--- START ---

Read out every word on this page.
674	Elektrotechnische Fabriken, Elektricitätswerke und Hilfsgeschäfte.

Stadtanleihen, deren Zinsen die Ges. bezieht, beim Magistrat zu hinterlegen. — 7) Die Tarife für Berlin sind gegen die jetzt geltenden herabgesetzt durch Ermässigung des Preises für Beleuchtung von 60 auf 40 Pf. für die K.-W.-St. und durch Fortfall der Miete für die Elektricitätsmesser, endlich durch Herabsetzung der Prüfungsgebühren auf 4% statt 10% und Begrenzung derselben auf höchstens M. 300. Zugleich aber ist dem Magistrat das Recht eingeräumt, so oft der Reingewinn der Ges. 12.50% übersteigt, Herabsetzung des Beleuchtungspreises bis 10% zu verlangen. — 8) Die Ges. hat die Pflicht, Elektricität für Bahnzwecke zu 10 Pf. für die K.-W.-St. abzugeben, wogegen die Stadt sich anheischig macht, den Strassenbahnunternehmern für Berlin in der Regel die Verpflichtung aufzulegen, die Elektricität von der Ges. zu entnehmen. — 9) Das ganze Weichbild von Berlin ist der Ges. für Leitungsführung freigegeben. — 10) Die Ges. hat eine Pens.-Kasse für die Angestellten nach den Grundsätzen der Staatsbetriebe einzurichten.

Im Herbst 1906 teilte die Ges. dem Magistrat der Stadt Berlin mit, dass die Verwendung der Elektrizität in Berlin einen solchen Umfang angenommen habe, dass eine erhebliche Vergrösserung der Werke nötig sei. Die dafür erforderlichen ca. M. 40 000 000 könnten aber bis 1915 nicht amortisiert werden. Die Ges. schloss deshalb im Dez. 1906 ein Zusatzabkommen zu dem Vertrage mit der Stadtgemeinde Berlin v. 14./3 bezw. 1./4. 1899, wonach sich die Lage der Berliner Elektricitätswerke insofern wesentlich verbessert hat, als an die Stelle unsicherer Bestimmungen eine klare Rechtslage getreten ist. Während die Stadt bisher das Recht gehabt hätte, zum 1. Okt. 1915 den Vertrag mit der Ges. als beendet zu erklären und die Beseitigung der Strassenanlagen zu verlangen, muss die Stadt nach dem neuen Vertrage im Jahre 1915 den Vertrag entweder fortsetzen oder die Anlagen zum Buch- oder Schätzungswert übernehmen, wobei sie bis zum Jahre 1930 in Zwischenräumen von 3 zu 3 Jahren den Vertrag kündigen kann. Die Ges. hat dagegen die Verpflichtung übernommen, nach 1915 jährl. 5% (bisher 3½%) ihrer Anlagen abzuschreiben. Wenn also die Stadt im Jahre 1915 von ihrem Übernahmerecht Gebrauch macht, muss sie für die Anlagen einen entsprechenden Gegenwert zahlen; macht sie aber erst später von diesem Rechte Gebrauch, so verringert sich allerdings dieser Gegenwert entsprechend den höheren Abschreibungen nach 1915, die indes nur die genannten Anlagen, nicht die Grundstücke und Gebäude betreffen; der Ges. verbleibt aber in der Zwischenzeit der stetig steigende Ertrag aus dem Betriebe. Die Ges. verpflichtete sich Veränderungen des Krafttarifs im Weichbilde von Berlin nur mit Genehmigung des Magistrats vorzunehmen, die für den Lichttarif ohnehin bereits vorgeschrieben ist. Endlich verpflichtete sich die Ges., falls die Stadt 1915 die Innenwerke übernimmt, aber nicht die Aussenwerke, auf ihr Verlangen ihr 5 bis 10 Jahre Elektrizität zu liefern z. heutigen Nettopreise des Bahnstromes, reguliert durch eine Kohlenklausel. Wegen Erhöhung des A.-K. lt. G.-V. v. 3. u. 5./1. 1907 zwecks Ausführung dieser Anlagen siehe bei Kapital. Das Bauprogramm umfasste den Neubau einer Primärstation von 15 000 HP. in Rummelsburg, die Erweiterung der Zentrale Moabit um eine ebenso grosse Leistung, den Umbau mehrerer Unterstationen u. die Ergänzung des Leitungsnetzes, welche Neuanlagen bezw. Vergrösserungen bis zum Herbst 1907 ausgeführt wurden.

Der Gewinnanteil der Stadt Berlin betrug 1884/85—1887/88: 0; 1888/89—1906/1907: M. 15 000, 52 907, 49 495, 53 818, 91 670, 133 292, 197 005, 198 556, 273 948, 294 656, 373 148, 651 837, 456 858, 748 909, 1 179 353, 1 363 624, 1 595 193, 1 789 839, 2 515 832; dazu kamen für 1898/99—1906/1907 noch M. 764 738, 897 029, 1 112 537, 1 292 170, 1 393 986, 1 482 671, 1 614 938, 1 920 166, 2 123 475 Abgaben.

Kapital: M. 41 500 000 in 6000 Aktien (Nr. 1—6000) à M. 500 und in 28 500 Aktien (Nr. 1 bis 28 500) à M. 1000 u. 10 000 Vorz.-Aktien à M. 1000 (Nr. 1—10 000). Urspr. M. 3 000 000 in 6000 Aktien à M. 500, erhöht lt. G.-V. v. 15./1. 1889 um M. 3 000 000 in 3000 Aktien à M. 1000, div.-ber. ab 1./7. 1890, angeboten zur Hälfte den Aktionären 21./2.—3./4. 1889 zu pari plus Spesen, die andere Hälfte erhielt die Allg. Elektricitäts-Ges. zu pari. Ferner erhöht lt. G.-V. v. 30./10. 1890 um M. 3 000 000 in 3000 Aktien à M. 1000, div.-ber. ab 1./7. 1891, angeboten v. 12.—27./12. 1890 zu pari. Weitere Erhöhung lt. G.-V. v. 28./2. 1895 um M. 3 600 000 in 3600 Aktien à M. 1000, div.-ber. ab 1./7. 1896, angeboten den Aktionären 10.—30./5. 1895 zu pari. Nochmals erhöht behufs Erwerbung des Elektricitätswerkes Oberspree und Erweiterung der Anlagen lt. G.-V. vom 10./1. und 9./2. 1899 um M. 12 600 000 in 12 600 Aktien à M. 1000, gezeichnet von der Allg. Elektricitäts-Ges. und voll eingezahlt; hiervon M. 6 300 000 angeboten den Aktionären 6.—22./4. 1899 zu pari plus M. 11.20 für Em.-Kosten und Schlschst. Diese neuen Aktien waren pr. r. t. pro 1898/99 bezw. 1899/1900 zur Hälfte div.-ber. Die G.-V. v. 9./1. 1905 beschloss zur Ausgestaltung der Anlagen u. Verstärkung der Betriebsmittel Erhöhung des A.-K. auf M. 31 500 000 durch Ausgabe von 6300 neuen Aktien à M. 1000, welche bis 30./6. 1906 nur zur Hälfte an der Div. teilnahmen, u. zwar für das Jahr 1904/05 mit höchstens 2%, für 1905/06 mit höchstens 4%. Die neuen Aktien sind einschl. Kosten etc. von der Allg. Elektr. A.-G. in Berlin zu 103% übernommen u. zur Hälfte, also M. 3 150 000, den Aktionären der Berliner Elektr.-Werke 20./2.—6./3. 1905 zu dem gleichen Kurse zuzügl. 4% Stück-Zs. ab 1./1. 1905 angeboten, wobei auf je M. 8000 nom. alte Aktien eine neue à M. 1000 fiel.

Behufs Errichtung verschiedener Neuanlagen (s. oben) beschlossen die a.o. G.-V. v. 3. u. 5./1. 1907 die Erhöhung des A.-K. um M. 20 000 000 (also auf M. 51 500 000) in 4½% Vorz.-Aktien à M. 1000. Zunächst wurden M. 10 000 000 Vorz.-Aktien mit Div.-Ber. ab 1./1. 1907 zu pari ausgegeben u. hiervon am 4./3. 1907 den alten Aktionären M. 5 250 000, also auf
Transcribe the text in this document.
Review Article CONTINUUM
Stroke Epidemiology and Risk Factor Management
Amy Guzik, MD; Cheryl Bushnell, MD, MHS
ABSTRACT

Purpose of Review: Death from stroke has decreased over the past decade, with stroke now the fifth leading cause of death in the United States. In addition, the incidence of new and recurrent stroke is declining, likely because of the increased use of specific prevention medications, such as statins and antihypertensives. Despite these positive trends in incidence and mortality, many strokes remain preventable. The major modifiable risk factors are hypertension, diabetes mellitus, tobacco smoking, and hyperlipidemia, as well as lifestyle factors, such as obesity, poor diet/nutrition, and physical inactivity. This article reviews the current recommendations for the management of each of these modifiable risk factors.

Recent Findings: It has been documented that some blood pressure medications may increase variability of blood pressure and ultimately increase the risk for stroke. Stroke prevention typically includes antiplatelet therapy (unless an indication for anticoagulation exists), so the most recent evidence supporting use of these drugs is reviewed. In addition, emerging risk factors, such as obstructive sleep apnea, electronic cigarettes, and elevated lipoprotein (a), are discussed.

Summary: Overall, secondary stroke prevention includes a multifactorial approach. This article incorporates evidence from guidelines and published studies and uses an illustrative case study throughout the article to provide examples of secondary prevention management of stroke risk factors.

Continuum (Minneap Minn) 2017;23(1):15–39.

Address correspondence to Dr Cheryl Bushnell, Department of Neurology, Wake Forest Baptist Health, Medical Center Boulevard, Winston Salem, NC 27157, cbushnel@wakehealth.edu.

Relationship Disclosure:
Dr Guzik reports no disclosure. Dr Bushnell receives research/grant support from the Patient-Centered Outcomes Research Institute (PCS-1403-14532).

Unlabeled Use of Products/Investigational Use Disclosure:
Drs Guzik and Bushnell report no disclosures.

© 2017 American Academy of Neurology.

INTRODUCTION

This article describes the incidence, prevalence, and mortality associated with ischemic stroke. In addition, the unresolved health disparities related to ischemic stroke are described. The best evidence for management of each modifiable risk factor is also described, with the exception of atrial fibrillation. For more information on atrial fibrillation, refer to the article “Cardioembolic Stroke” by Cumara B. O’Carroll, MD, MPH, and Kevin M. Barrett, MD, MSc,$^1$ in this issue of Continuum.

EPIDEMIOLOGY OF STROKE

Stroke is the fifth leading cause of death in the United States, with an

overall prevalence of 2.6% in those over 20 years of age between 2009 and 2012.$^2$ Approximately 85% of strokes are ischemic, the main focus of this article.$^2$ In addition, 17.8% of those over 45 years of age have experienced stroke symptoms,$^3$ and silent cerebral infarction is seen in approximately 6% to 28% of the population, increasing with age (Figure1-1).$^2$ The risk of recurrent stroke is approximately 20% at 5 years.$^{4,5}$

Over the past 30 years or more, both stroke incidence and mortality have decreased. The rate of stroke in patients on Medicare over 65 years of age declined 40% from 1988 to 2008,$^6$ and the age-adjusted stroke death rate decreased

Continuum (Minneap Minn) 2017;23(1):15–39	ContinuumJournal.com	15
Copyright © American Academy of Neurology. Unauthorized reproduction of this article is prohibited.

--- END ---

## What the exercise asks
Your answer should be a single number: how many lines of the material contain the word "modifiable".

## Answer below
2